■ STATED PROBLEM
Images must not appear in your copy; reproduce every other part of the records exactly.

■ DATA RECORDS
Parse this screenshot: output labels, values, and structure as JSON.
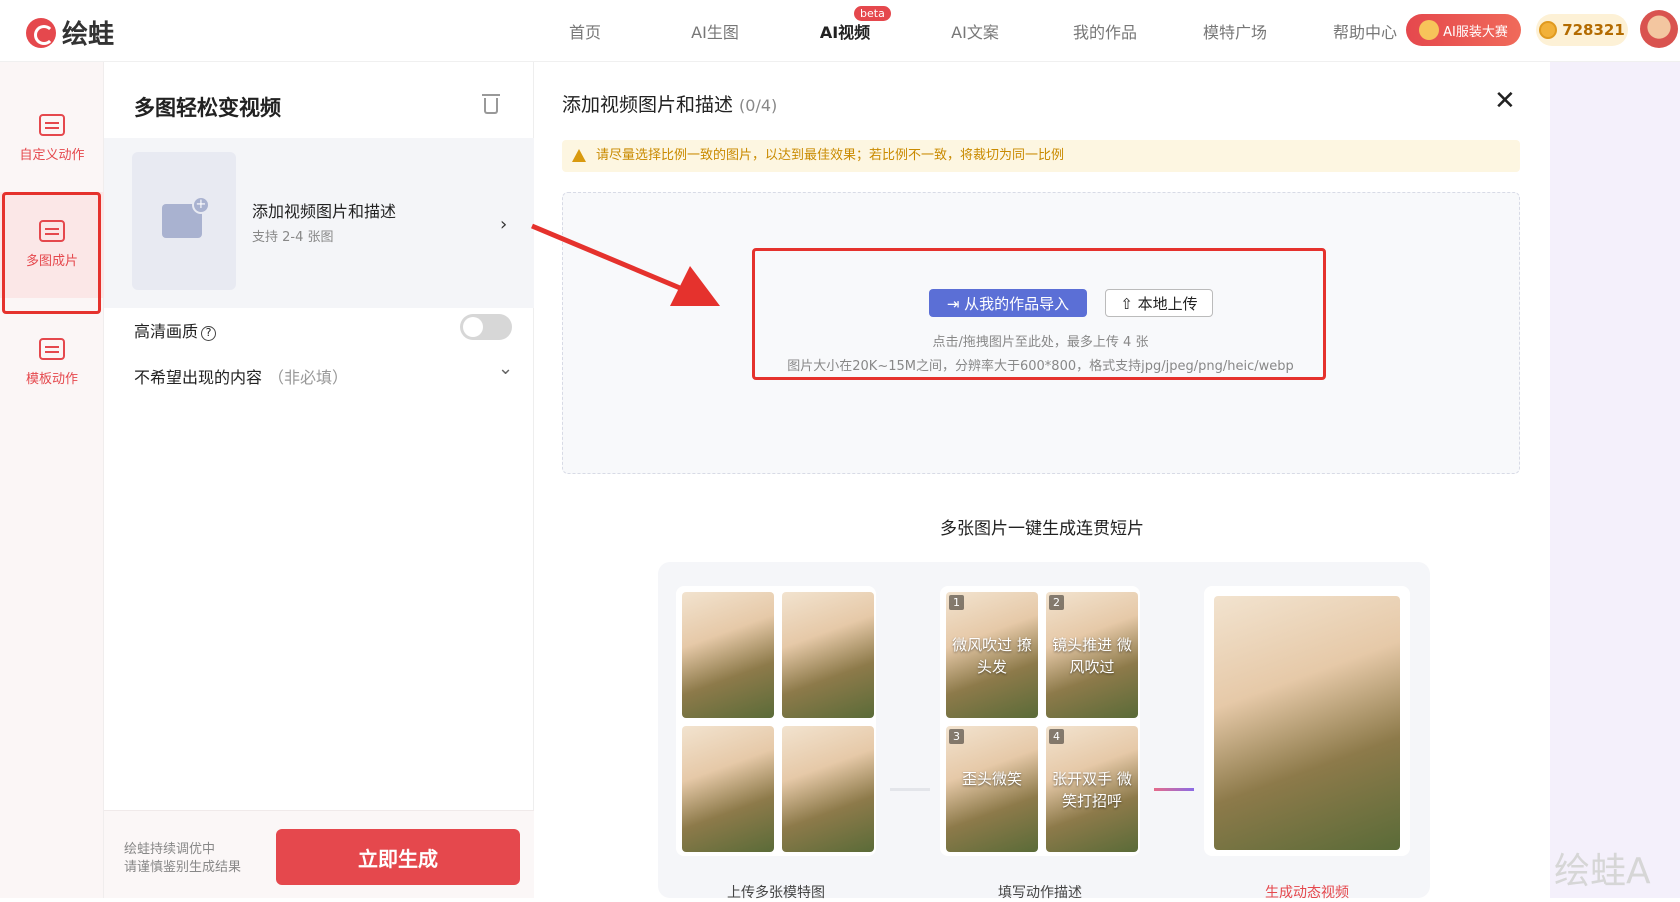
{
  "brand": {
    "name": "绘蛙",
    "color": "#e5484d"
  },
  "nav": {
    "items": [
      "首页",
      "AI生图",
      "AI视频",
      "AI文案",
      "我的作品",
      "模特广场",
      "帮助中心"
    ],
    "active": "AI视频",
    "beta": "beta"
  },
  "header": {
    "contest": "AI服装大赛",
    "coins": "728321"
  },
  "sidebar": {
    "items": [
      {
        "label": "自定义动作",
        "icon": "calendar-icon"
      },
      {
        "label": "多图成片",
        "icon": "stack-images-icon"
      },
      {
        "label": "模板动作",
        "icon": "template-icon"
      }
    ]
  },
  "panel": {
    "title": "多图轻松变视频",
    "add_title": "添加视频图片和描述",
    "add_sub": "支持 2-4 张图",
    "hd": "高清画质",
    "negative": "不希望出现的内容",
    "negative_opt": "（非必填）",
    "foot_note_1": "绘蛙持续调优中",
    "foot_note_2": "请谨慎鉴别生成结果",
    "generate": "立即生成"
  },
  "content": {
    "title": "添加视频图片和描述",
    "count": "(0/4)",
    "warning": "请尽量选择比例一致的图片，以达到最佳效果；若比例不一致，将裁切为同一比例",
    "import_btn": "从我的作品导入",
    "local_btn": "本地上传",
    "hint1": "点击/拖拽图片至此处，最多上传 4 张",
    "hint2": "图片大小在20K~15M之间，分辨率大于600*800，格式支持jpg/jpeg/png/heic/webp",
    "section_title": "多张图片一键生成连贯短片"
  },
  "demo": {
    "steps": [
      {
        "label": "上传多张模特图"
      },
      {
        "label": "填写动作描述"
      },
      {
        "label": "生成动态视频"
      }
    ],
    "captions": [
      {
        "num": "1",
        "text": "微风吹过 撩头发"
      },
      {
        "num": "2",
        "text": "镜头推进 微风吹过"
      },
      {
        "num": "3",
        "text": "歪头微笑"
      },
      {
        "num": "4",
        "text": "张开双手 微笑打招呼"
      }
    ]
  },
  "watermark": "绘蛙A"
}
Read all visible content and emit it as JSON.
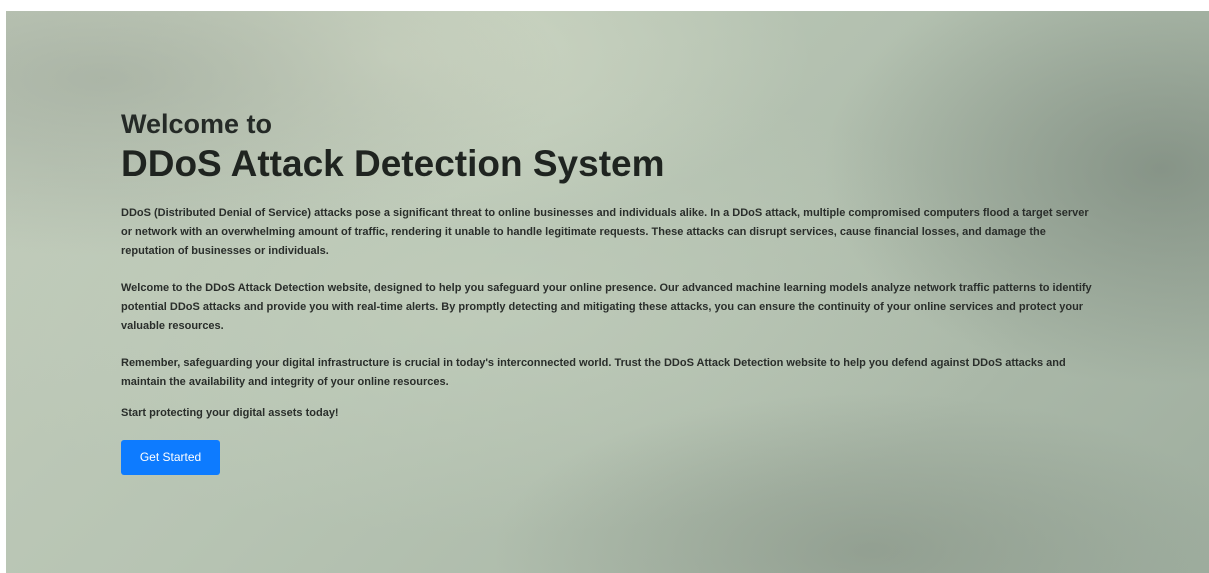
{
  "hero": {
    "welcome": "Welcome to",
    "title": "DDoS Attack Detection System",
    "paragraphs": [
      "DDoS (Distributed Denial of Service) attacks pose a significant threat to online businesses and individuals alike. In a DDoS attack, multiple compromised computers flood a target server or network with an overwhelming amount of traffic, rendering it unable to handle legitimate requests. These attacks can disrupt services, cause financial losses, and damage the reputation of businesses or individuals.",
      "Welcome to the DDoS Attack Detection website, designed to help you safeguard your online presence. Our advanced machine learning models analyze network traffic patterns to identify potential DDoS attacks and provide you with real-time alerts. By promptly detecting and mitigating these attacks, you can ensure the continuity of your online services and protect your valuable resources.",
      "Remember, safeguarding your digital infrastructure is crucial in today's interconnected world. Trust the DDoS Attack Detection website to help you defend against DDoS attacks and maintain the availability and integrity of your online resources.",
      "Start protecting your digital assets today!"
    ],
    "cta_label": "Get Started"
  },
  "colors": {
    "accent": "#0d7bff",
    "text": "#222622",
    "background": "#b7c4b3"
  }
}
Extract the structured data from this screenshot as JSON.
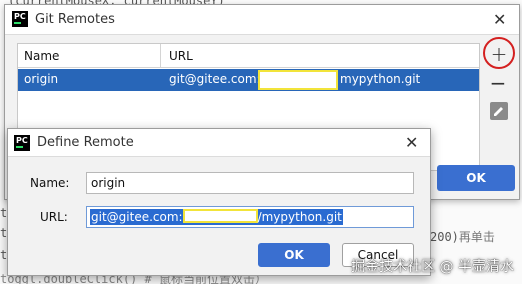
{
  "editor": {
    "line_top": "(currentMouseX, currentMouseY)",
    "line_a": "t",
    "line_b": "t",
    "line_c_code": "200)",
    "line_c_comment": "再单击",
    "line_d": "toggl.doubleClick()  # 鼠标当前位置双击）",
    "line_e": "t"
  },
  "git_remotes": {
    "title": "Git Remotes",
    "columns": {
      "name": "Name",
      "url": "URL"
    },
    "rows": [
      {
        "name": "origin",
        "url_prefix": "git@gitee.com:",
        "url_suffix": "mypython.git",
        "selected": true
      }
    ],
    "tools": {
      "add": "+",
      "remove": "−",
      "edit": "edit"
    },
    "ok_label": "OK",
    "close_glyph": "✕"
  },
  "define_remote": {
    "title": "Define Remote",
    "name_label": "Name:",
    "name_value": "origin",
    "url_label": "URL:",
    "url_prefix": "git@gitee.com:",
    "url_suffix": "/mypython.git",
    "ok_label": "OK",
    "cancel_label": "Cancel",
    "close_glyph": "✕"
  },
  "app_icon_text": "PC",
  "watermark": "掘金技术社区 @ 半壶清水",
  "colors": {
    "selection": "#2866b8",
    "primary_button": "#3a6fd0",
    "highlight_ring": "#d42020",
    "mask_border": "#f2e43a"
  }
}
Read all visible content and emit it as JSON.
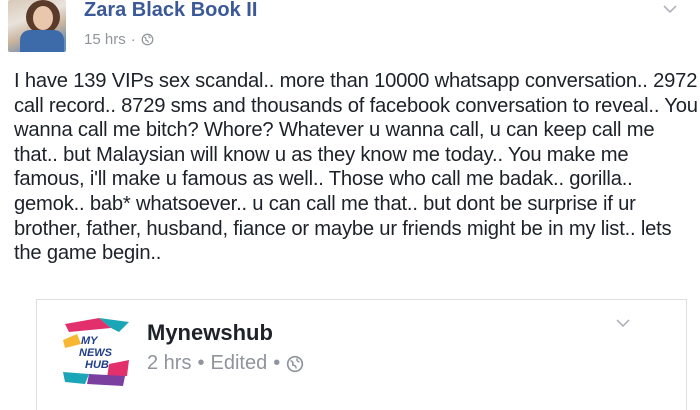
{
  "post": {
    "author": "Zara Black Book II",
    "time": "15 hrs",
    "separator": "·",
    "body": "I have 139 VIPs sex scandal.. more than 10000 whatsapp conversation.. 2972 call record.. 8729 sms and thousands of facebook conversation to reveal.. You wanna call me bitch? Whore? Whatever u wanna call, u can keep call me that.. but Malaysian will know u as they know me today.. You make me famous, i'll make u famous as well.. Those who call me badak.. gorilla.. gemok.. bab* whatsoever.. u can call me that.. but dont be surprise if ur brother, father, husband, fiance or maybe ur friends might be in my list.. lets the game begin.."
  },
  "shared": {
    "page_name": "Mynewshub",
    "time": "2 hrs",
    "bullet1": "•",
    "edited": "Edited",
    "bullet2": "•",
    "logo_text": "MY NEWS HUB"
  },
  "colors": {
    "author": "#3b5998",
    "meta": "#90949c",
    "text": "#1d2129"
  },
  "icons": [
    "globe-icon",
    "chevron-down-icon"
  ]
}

■ ANSWER TO THIS EXERCISE
Parse this screenshot: output labels, values, and structure as JSON.
{
  "brand": {
    "name": "绘蛙",
    "color": "#e5484d"
  },
  "nav": {
    "items": [
      "首页",
      "AI生图",
      "AI视频",
      "AI文案",
      "我的作品",
      "模特广场",
      "帮助中心"
    ],
    "active": "AI视频",
    "beta": "beta"
  },
  "header": {
    "contest": "AI服装大赛",
    "coins": "728321"
  },
  "sidebar": {
    "items": [
      {
        "label": "自定义动作",
        "icon": "calendar-icon"
      },
      {
        "label": "多图成片",
        "icon": "stack-images-icon"
      },
      {
        "label": "模板动作",
        "icon": "template-icon"
      }
    ]
  },
  "panel": {
    "title": "多图轻松变视频",
    "add_title": "添加视频图片和描述",
    "add_sub": "支持 2-4 张图",
    "hd": "高清画质",
    "negative": "不希望出现的内容",
    "negative_opt": "（非必填）",
    "foot_note_1": "绘蛙持续调优中",
    "foot_note_2": "请谨慎鉴别生成结果",
    "generate": "立即生成"
  },
  "content": {
    "title": "添加视频图片和描述",
    "count": "(0/4)",
    "warning": "请尽量选择比例一致的图片，以达到最佳效果；若比例不一致，将裁切为同一比例",
    "import_btn": "从我的作品导入",
    "local_btn": "本地上传",
    "hint1": "点击/拖拽图片至此处，最多上传 4 张",
    "hint2": "图片大小在20K~15M之间，分辨率大于600*800，格式支持jpg/jpeg/png/heic/webp",
    "section_title": "多张图片一键生成连贯短片"
  },
  "demo": {
    "steps": [
      {
        "label": "上传多张模特图"
      },
      {
        "label": "填写动作描述"
      },
      {
        "label": "生成动态视频"
      }
    ],
    "captions": [
      {
        "num": "1",
        "text": "微风吹过 撩头发"
      },
      {
        "num": "2",
        "text": "镜头推进 微风吹过"
      },
      {
        "num": "3",
        "text": "歪头微笑"
      },
      {
        "num": "4",
        "text": "张开双手 微笑打招呼"
      }
    ]
  },
  "watermark": "绘蛙A"
}
Read all visible content and emit it as JSON.
{
  "hero": {
    "welcome": "Welcome to",
    "title": "DDoS Attack Detection System",
    "paragraphs": [
      "DDoS (Distributed Denial of Service) attacks pose a significant threat to online businesses and individuals alike. In a DDoS attack, multiple compromised computers flood a target server or network with an overwhelming amount of traffic, rendering it unable to handle legitimate requests. These attacks can disrupt services, cause financial losses, and damage the reputation of businesses or individuals.",
      "Welcome to the DDoS Attack Detection website, designed to help you safeguard your online presence. Our advanced machine learning models analyze network traffic patterns to identify potential DDoS attacks and provide you with real-time alerts. By promptly detecting and mitigating these attacks, you can ensure the continuity of your online services and protect your valuable resources.",
      "Remember, safeguarding your digital infrastructure is crucial in today's interconnected world. Trust the DDoS Attack Detection website to help you defend against DDoS attacks and maintain the availability and integrity of your online resources.",
      "Start protecting your digital assets today!"
    ],
    "cta_label": "Get Started"
  },
  "colors": {
    "accent": "#0d7bff",
    "text": "#222622",
    "background": "#b7c4b3"
  }
}
Extract the structured data from this screenshot as JSON.
{
  "editor": {
    "line_top": "(currentMouseX, currentMouseY)",
    "line_a": "t",
    "line_b": "t",
    "line_c_code": "200)",
    "line_c_comment": "再单击",
    "line_d": "toggl.doubleClick()  # 鼠标当前位置双击）",
    "line_e": "t"
  },
  "git_remotes": {
    "title": "Git Remotes",
    "columns": {
      "name": "Name",
      "url": "URL"
    },
    "rows": [
      {
        "name": "origin",
        "url_prefix": "git@gitee.com:",
        "url_suffix": "mypython.git",
        "selected": true
      }
    ],
    "tools": {
      "add": "+",
      "remove": "−",
      "edit": "edit"
    },
    "ok_label": "OK",
    "close_glyph": "✕"
  },
  "define_remote": {
    "title": "Define Remote",
    "name_label": "Name:",
    "name_value": "origin",
    "url_label": "URL:",
    "url_prefix": "git@gitee.com:",
    "url_suffix": "/mypython.git",
    "ok_label": "OK",
    "cancel_label": "Cancel",
    "close_glyph": "✕"
  },
  "app_icon_text": "PC",
  "watermark": "掘金技术社区 @ 半壶清水",
  "colors": {
    "selection": "#2866b8",
    "primary_button": "#3a6fd0",
    "highlight_ring": "#d42020",
    "mask_border": "#f2e43a"
  }
}
Read all visible content and emit it as JSON.
{
  "post": {
    "author": "Zara Black Book II",
    "time": "15 hrs",
    "separator": "·",
    "body": "I have 139 VIPs sex scandal.. more than 10000 whatsapp conversation.. 2972 call record.. 8729 sms and thousands of facebook conversation to reveal.. You wanna call me bitch? Whore? Whatever u wanna call, u can keep call me that.. but Malaysian will know u as they know me today.. You make me famous, i'll make u famous as well.. Those who call me badak.. gorilla.. gemok.. bab* whatsoever.. u can call me that.. but dont be surprise if ur brother, father, husband, fiance or maybe ur friends might be in my list.. lets the game begin.."
  },
  "shared": {
    "page_name": "Mynewshub",
    "time": "2 hrs",
    "bullet1": "•",
    "edited": "Edited",
    "bullet2": "•",
    "logo_text": "MY NEWS HUB"
  },
  "colors": {
    "author": "#3b5998",
    "meta": "#90949c",
    "text": "#1d2129"
  },
  "icons": [
    "globe-icon",
    "chevron-down-icon"
  ]
}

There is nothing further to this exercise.